(INPUT DATA):
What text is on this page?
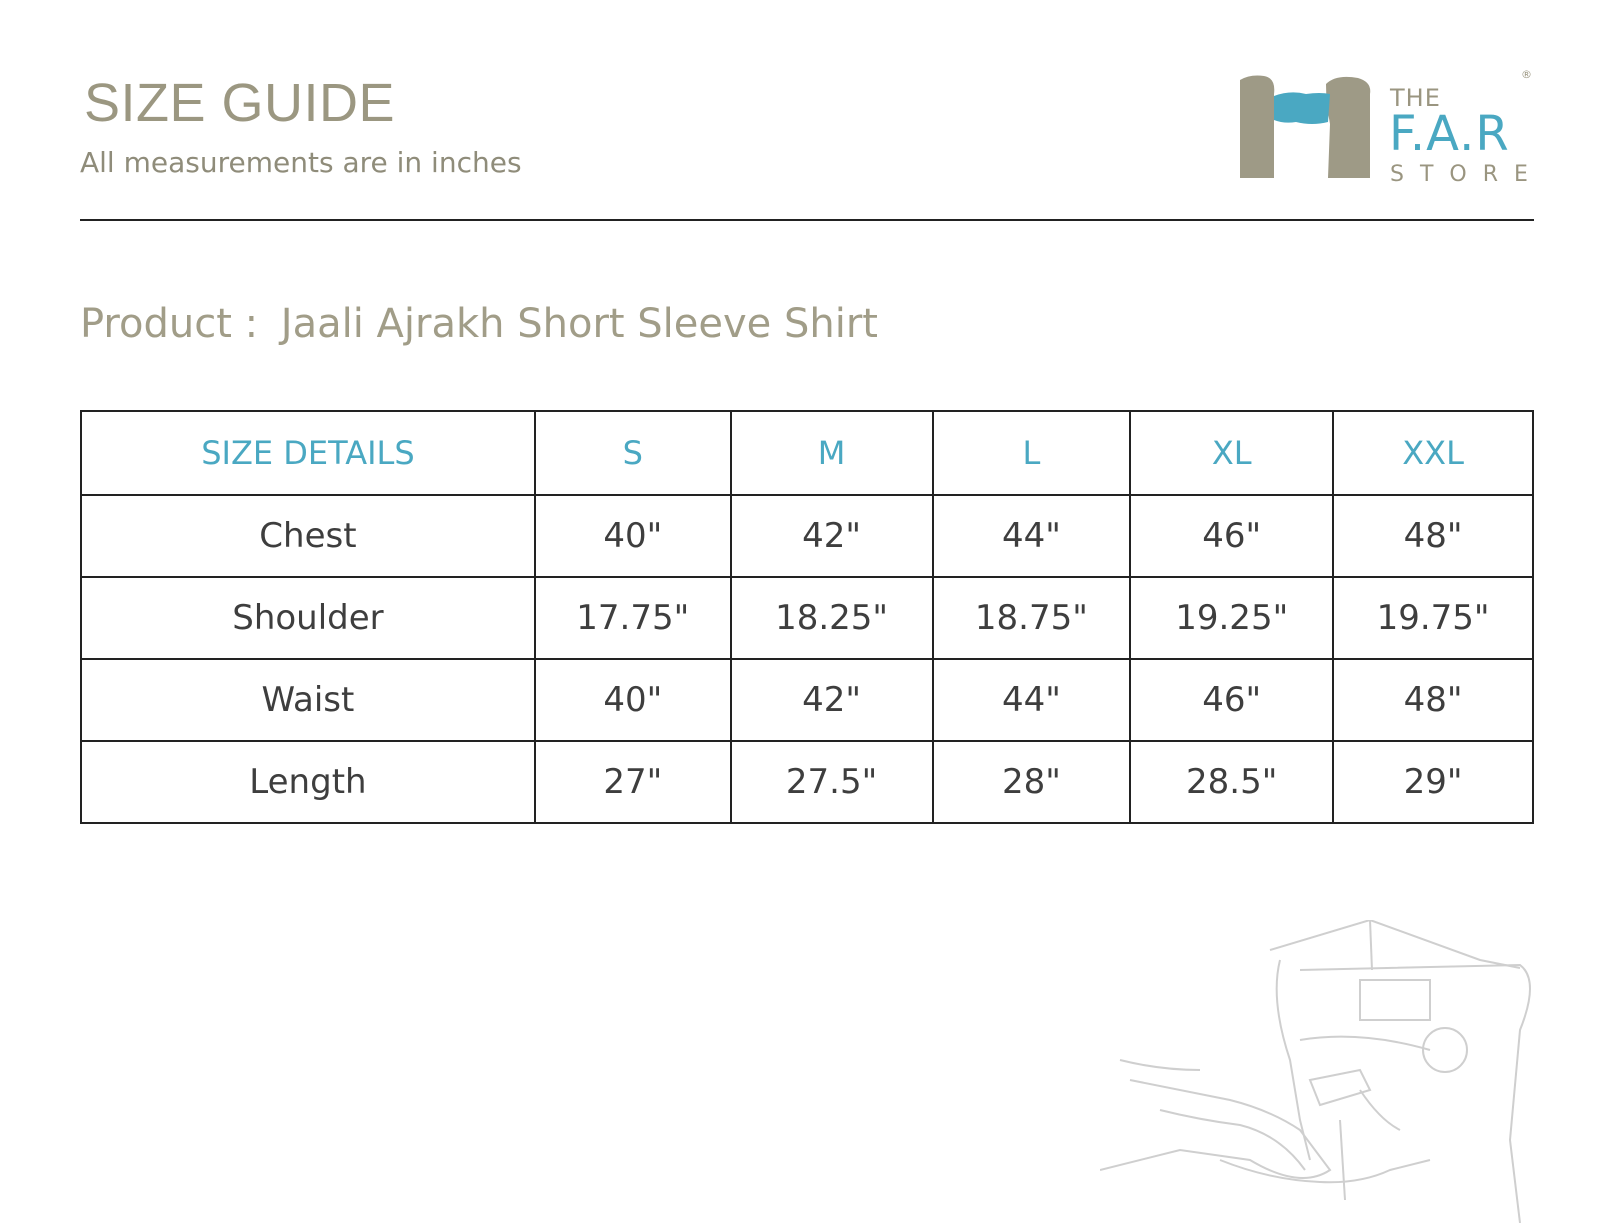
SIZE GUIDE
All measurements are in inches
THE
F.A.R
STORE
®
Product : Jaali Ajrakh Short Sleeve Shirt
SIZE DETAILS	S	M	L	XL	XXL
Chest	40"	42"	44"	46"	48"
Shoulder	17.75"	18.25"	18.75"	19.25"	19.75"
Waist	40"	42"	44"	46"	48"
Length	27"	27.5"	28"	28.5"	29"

==

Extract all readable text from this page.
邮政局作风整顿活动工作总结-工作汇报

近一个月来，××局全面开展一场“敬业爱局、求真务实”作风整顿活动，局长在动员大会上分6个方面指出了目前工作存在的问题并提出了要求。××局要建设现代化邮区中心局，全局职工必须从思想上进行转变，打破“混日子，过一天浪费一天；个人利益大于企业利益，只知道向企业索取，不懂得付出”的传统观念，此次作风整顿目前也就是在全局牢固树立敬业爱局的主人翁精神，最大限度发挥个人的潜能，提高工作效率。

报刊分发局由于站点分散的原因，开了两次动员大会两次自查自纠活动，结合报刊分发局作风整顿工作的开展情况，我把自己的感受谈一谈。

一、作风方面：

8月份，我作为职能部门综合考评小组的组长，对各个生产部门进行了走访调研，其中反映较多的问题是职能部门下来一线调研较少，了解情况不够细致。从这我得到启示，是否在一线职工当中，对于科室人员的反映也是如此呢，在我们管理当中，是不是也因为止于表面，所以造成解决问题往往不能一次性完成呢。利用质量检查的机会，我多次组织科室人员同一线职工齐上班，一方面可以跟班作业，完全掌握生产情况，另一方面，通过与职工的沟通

(AIM): Tally the lines above containing "page". Answer with the count only.

(RESULT BELOW): 2